DESCRIPTION OF THE TASK: Set down each line of the data below exactly as it stands, dropping the pictures.

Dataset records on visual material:

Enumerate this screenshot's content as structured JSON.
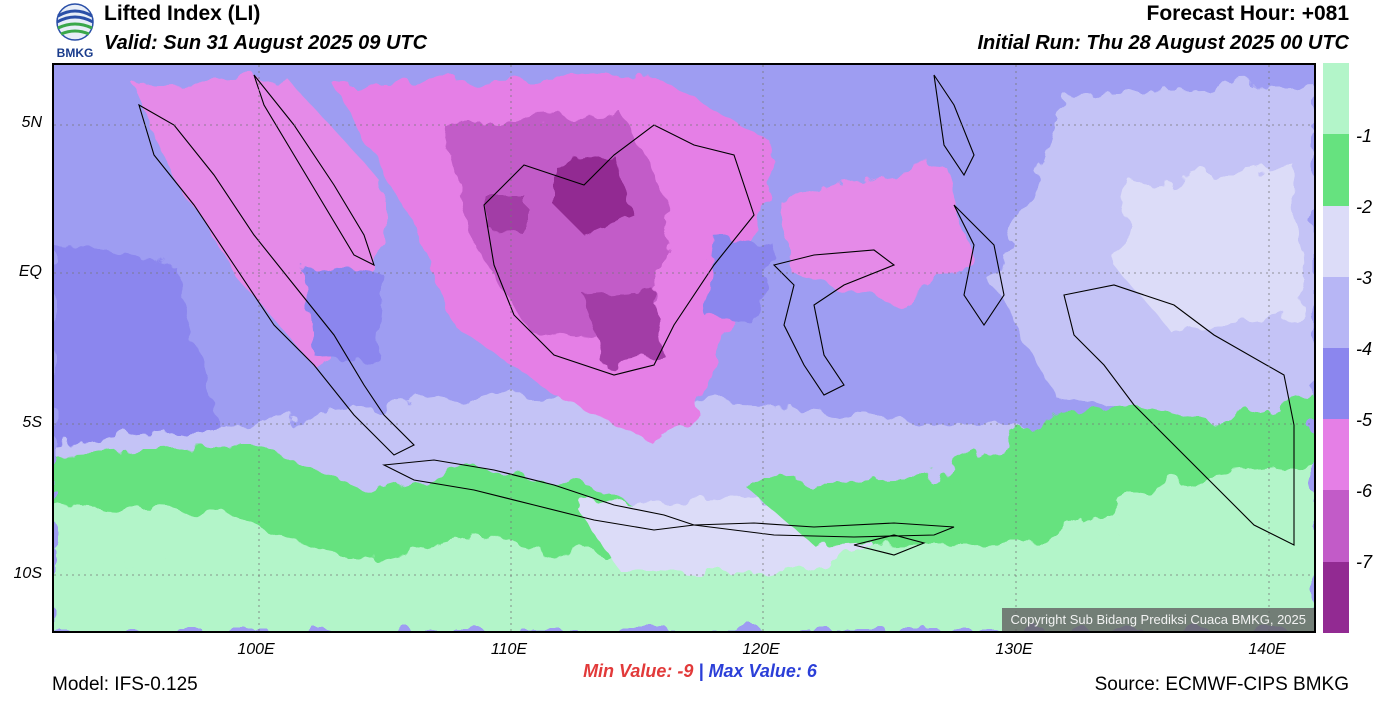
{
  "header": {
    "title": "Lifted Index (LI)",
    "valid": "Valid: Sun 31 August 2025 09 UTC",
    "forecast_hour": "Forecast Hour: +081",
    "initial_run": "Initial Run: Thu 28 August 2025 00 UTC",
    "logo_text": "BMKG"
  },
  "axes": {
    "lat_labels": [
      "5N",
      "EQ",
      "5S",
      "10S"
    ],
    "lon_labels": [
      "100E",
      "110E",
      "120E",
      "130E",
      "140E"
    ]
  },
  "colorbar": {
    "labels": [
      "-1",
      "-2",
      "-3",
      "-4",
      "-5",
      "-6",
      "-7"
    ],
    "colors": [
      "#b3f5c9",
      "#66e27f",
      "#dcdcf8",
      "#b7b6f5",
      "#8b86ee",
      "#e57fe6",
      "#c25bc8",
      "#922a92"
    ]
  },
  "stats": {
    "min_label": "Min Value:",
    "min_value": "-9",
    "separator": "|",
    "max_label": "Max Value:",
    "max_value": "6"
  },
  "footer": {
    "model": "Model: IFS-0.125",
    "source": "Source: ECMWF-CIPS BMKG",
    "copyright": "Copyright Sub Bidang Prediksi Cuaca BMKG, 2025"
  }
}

FINAL ANSWER:
Enumerate this screenshot's content as structured JSON.
{
  "header": {
    "title": "Lifted Index (LI)",
    "valid": "Valid: Sun 31 August 2025 09 UTC",
    "forecast_hour": "Forecast Hour: +081",
    "initial_run": "Initial Run: Thu 28 August 2025 00 UTC",
    "logo_text": "BMKG"
  },
  "axes": {
    "lat_labels": [
      "5N",
      "EQ",
      "5S",
      "10S"
    ],
    "lon_labels": [
      "100E",
      "110E",
      "120E",
      "130E",
      "140E"
    ]
  },
  "colorbar": {
    "labels": [
      "-1",
      "-2",
      "-3",
      "-4",
      "-5",
      "-6",
      "-7"
    ],
    "colors": [
      "#b3f5c9",
      "#66e27f",
      "#dcdcf8",
      "#b7b6f5",
      "#8b86ee",
      "#e57fe6",
      "#c25bc8",
      "#922a92"
    ]
  },
  "stats": {
    "min_label": "Min Value:",
    "min_value": "-9",
    "separator": "|",
    "max_label": "Max Value:",
    "max_value": "6"
  },
  "footer": {
    "model": "Model: IFS-0.125",
    "source": "Source: ECMWF-CIPS BMKG",
    "copyright": "Copyright Sub Bidang Prediksi Cuaca BMKG, 2025"
  }
}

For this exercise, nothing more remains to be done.